Copy out the records in full, word for word, without pictures.

________________________________________

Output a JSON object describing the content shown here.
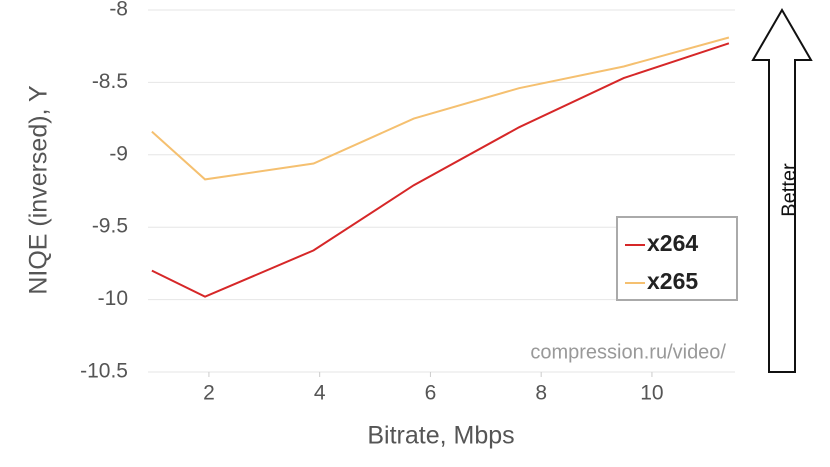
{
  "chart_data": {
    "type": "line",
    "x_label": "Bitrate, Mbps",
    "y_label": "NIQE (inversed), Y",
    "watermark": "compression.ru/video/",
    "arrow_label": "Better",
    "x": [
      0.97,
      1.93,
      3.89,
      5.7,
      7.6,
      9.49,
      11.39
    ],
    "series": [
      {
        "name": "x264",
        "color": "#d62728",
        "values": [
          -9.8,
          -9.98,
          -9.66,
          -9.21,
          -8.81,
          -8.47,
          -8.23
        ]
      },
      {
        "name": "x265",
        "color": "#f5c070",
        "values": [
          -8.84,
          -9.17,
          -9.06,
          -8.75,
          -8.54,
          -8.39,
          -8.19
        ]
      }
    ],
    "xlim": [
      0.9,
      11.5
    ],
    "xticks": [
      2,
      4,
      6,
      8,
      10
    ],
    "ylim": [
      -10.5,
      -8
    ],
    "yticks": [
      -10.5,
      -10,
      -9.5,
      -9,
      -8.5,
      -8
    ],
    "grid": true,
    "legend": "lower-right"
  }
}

________________________________________

◆ **Answer to the exercise**
Output a JSON object describing the content shown here.
{
  "chart_data": {
    "type": "line",
    "x_label": "Bitrate, Mbps",
    "y_label": "NIQE (inversed), Y",
    "watermark": "compression.ru/video/",
    "arrow_label": "Better",
    "x": [
      0.97,
      1.93,
      3.89,
      5.7,
      7.6,
      9.49,
      11.39
    ],
    "series": [
      {
        "name": "x264",
        "color": "#d62728",
        "values": [
          -9.8,
          -9.98,
          -9.66,
          -9.21,
          -8.81,
          -8.47,
          -8.23
        ]
      },
      {
        "name": "x265",
        "color": "#f5c070",
        "values": [
          -8.84,
          -9.17,
          -9.06,
          -8.75,
          -8.54,
          -8.39,
          -8.19
        ]
      }
    ],
    "xlim": [
      0.9,
      11.5
    ],
    "xticks": [
      2,
      4,
      6,
      8,
      10
    ],
    "ylim": [
      -10.5,
      -8
    ],
    "yticks": [
      -10.5,
      -10,
      -9.5,
      -9,
      -8.5,
      -8
    ],
    "grid": true,
    "legend": "lower-right"
  }
}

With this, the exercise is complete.